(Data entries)
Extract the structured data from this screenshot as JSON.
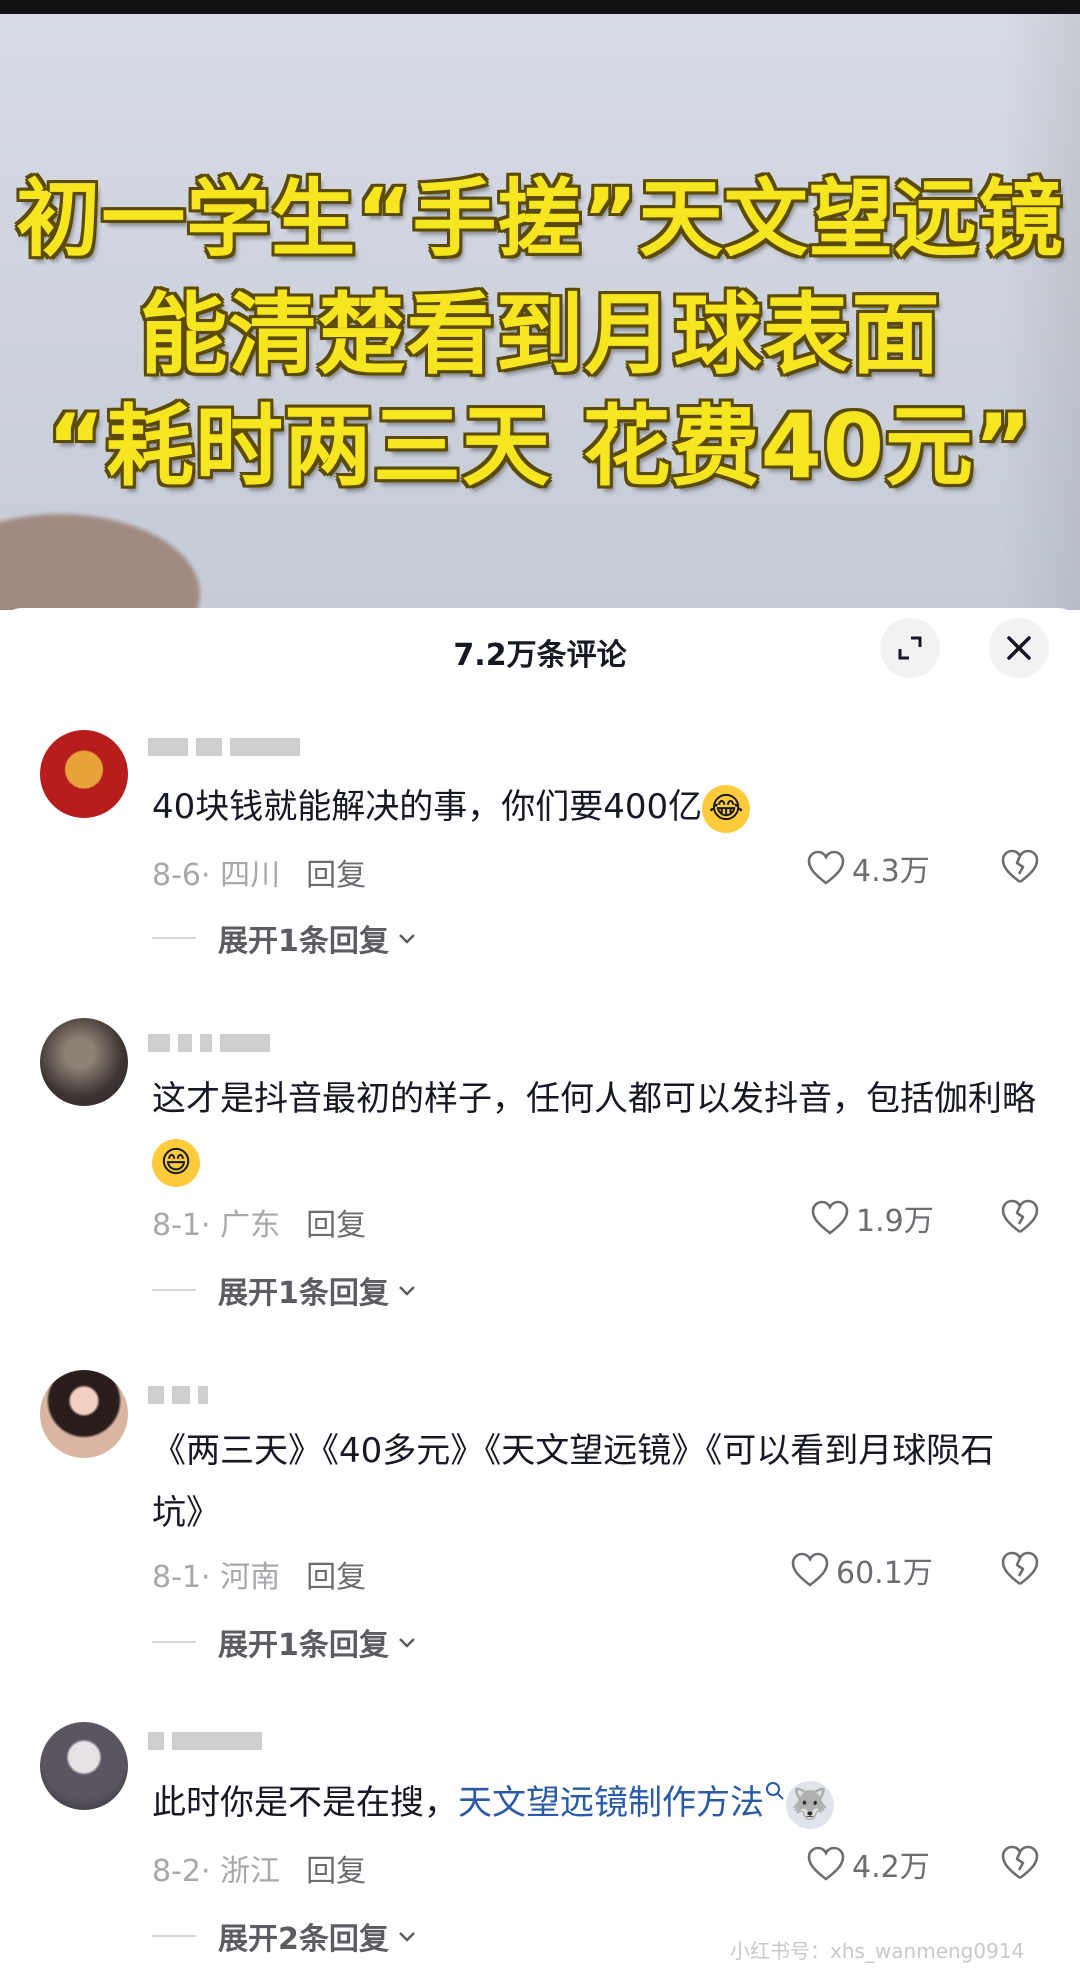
{
  "video": {
    "headline_line1": "初一学生“手搓”天文望远镜",
    "headline_line2": "能清楚看到月球表面",
    "headline_line3": "“耗时两三天 花费40元”"
  },
  "comments_panel": {
    "title": "7.2万条评论",
    "expand_icon": "expand-icon",
    "close_icon": "close-icon"
  },
  "comments": [
    {
      "text": "40块钱就能解决的事，你们要400亿",
      "emoji": "laughing-tears-emoji",
      "date_location": "8-6· 四川",
      "reply_label": "回复",
      "likes": "4.3万",
      "expand_label": "展开1条回复"
    },
    {
      "text": "这才是抖音最初的样子，任何人都可以发抖音，包括伽利略",
      "emoji": "grin-emoji",
      "date_location": "8-1· 广东",
      "reply_label": "回复",
      "likes": "1.9万",
      "expand_label": "展开1条回复"
    },
    {
      "text": "《两三天》《40多元》《天文望远镜》《可以看到月球陨石坑》",
      "date_location": "8-1· 河南",
      "reply_label": "回复",
      "likes": "60.1万",
      "expand_label": "展开1条回复"
    },
    {
      "text_prefix": "此时你是不是在搜，",
      "search_link": "天文望远镜制作方法",
      "emoji": "husky-emoji",
      "date_location": "8-2· 浙江",
      "reply_label": "回复",
      "likes": "4.2万",
      "expand_label": "展开2条回复"
    }
  ],
  "watermark": "小红书号：xhs_wanmeng0914",
  "colors": {
    "headline_yellow": "#f6e61f",
    "link_blue": "#2b5ba8",
    "text_dark": "#161823",
    "meta_gray": "#a7a8ac"
  }
}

# WHAT YOU SHOULD DO
Reproduce all of the material exactly, apart from the pictures.

# RESPONSE
Extract the structured data from this screenshot as JSON.
{
  "video": {
    "headline_line1": "初一学生“手搓”天文望远镜",
    "headline_line2": "能清楚看到月球表面",
    "headline_line3": "“耗时两三天 花费40元”"
  },
  "comments_panel": {
    "title": "7.2万条评论",
    "expand_icon": "expand-icon",
    "close_icon": "close-icon"
  },
  "comments": [
    {
      "text": "40块钱就能解决的事，你们要400亿",
      "emoji": "laughing-tears-emoji",
      "date_location": "8-6· 四川",
      "reply_label": "回复",
      "likes": "4.3万",
      "expand_label": "展开1条回复"
    },
    {
      "text": "这才是抖音最初的样子，任何人都可以发抖音，包括伽利略",
      "emoji": "grin-emoji",
      "date_location": "8-1· 广东",
      "reply_label": "回复",
      "likes": "1.9万",
      "expand_label": "展开1条回复"
    },
    {
      "text": "《两三天》《40多元》《天文望远镜》《可以看到月球陨石坑》",
      "date_location": "8-1· 河南",
      "reply_label": "回复",
      "likes": "60.1万",
      "expand_label": "展开1条回复"
    },
    {
      "text_prefix": "此时你是不是在搜，",
      "search_link": "天文望远镜制作方法",
      "emoji": "husky-emoji",
      "date_location": "8-2· 浙江",
      "reply_label": "回复",
      "likes": "4.2万",
      "expand_label": "展开2条回复"
    }
  ],
  "watermark": "小红书号：xhs_wanmeng0914",
  "colors": {
    "headline_yellow": "#f6e61f",
    "link_blue": "#2b5ba8",
    "text_dark": "#161823",
    "meta_gray": "#a7a8ac"
  }
}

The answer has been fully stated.